• EXTRACT
The impact and cost-effectiveness of community-based HIV self-testing in sub-Saharan Africa: a health economic and modelling analysis
Cambiano V; Johnson C; Hatzold K; Terris-Prestholt F; et al: Journal of the International AIDS Society 22(51), doi: https://doi.org/10.1002/jia2.25243, 2019

This study assessed the epidemiological impact and cost-effectiveness of community-based HIV self-testing (CB-HIVST) in different sub-populations and across scenarios characterized by different adult HIV prevalence and antiretroviral treatment programmes in sub-Saharan Africa, using a synthesis model. In the base case, targeting adult men with CB-HIVST offered the greatest impact, averting 1500 HIV infections and 520 deaths per year in the context of a simulated country with nine million adults, and impact could be enhanced by linkage to voluntary medical male circumcision. However, the approach was only cost-effective if the programme was limited to five years or the undiagnosed prevalence was above 3%. CB-HIVST to women having transactional sex was the most cost-effective. To maximize population health within a fixed budget, the authors argue that CB-HIVST needs to be targeted on the basis of the prevalence of undiagnosed HIV, sub-population and the overall costs of delivering this testing modality.

• RECORDED INFORMATION
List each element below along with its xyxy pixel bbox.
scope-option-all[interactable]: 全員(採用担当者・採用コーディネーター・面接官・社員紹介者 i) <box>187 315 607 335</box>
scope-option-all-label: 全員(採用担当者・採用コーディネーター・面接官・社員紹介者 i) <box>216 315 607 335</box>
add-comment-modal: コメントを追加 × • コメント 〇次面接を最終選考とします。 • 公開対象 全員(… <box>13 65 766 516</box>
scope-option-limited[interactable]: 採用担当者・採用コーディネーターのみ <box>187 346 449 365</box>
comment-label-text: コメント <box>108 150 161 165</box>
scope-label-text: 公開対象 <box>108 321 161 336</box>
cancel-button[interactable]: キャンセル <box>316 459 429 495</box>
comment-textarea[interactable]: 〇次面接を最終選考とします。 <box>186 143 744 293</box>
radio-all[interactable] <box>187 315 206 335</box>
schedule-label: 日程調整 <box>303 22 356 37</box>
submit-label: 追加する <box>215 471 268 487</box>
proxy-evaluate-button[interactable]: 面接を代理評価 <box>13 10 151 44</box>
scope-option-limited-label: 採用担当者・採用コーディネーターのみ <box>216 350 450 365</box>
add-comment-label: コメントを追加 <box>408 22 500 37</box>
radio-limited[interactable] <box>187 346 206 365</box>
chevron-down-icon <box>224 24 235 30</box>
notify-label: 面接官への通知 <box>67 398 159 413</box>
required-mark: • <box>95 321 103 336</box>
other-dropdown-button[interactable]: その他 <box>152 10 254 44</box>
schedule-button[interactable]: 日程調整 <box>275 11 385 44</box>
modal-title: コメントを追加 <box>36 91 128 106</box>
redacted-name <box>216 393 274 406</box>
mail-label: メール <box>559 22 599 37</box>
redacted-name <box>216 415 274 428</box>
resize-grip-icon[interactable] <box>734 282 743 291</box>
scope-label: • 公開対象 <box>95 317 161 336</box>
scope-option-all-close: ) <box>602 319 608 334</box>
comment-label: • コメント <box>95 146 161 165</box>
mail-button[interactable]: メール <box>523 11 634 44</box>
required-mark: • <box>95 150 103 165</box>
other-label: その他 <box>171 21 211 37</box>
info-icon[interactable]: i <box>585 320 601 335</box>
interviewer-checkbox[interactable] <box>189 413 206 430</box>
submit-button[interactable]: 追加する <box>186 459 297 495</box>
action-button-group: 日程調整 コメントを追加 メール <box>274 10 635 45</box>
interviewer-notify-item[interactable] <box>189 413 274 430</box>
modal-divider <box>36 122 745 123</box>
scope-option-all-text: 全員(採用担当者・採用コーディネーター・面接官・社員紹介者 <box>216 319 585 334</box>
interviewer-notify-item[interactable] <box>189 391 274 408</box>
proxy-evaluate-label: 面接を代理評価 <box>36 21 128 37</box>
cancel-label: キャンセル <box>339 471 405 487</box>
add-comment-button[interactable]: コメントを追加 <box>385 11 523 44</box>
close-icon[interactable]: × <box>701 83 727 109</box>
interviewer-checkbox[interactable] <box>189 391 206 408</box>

• EXERCISE
According to the summary of the HIV self-testing study, delivering community-based HIV self-testing to which group was the most cost-effective?

• SOLUTION
Women having transactional sex.